* [DATA FOR THIS TASK]:
--- begin ---

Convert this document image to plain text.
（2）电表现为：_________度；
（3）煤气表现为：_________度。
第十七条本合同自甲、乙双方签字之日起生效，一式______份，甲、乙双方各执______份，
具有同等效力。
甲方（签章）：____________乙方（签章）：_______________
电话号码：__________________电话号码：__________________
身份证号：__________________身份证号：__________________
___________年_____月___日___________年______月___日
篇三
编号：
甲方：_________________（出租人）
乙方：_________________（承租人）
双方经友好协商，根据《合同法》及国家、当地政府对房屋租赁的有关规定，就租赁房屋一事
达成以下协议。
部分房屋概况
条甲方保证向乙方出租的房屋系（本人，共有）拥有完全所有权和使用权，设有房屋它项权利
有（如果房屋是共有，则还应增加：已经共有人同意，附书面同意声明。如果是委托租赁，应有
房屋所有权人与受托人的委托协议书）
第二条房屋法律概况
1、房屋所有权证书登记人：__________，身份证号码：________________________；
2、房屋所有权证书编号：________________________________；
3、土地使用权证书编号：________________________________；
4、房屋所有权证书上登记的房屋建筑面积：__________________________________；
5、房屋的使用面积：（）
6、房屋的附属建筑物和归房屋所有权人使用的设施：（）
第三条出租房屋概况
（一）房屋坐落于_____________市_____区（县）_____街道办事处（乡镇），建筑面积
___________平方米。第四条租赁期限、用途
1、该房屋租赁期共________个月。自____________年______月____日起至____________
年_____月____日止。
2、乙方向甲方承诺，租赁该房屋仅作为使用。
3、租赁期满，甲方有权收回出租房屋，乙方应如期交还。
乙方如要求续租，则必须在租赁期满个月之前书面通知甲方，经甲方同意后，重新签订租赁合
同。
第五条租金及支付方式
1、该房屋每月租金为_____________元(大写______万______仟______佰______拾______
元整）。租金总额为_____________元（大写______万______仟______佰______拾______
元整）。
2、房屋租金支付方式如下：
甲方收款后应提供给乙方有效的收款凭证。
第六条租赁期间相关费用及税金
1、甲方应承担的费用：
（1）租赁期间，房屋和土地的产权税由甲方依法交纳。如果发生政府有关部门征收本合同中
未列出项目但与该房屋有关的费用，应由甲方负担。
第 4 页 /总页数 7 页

--- end ---

* [PROBLEM DETAILS]: Restate all of the entries above precisely.

* [RESULT FOR THIS TASK]:
Convert this document image to plain text.
（2）电表现为：_________度；
（3）煤气表现为：_________度。
第十七条本合同自甲、乙双方签字之日起生效，一式______份，甲、乙双方各执______份，
具有同等效力。
甲方（签章）：____________乙方（签章）：_______________
电话号码：__________________电话号码：__________________
身份证号：__________________身份证号：__________________
___________年_____月___日___________年______月___日
篇三
编号：
甲方：_________________（出租人）
乙方：_________________（承租人）
双方经友好协商，根据《合同法》及国家、当地政府对房屋租赁的有关规定，就租赁房屋一事
达成以下协议。
部分房屋概况
条甲方保证向乙方出租的房屋系（本人，共有）拥有完全所有权和使用权，设有房屋它项权利
有（如果房屋是共有，则还应增加：已经共有人同意，附书面同意声明。如果是委托租赁，应有
房屋所有权人与受托人的委托协议书）
第二条房屋法律概况
1、房屋所有权证书登记人：__________，身份证号码：________________________；
2、房屋所有权证书编号：________________________________；
3、土地使用权证书编号：________________________________；
4、房屋所有权证书上登记的房屋建筑面积：__________________________________；
5、房屋的使用面积：（）
6、房屋的附属建筑物和归房屋所有权人使用的设施：（）
第三条出租房屋概况
（一）房屋坐落于_____________市_____区（县）_____街道办事处（乡镇），建筑面积
___________平方米。第四条租赁期限、用途
1、该房屋租赁期共________个月。自____________年______月____日起至____________
年_____月____日止。
2、乙方向甲方承诺，租赁该房屋仅作为使用。
3、租赁期满，甲方有权收回出租房屋，乙方应如期交还。
乙方如要求续租，则必须在租赁期满个月之前书面通知甲方，经甲方同意后，重新签订租赁合
同。
第五条租金及支付方式
1、该房屋每月租金为_____________元(大写______万______仟______佰______拾______
元整）。租金总额为_____________元（大写______万______仟______佰______拾______
元整）。
2、房屋租金支付方式如下：
甲方收款后应提供给乙方有效的收款凭证。
第六条租赁期间相关费用及税金
1、甲方应承担的费用：
（1）租赁期间，房屋和土地的产权税由甲方依法交纳。如果发生政府有关部门征收本合同中
未列出项目但与该房屋有关的费用，应由甲方负担。
第 4 页 /总页数 7 页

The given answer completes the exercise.